→ **What to do**: Below are some entries. Copy each line that holds the string "text".

Figure record extracts:
+---+

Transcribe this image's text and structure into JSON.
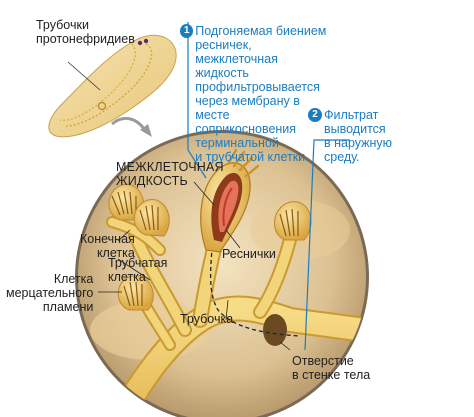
{
  "labels": {
    "tubules": "Трубочки\nпротонефридиев",
    "interstitial": "МЕЖКЛЕТОЧНАЯ\nЖИДКОСТЬ",
    "terminal_cell": "Конечная\nклетка",
    "tubular_cell": "Трубчатая\nклетка",
    "flame_cell": "Клетка\nмерцательного\nпламени",
    "cilia": "Реснички",
    "tubule": "Трубочка",
    "opening": "Отверстие\nв стенке тела"
  },
  "notes": [
    {
      "number": "1",
      "text": "Подгоняемая биением\nресничек, межклеточная\nжидкость\nпрофильтровывается\nчерез мембрану в месте\nсоприкосновения\nтерминальной\nи трубчатой клетки."
    },
    {
      "number": "2",
      "text": "Фильтрат\nвыводится\nв наружную\nсреду."
    }
  ],
  "colors": {
    "accent": "#1a7dc2",
    "circle_bg": "#e0c79a",
    "circle_edge": "#6b5a45",
    "tissue": "#f0cf72",
    "tissue_dark": "#c99a2e",
    "cilia_red": "#c0392b"
  }
}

+---+

→ **Answer to the exercise**:
Transcribe this image's text and structure into JSON.
      "text": "Подгоняемая биением\nресничек, межклеточная\nжидкость\nпрофильтровывается\nчерез мембрану в месте\nсоприкосновения\nтерминальной\nи трубчатой клетки."
      "text": "Фильтрат\nвыводится\nв наружную\nсреду."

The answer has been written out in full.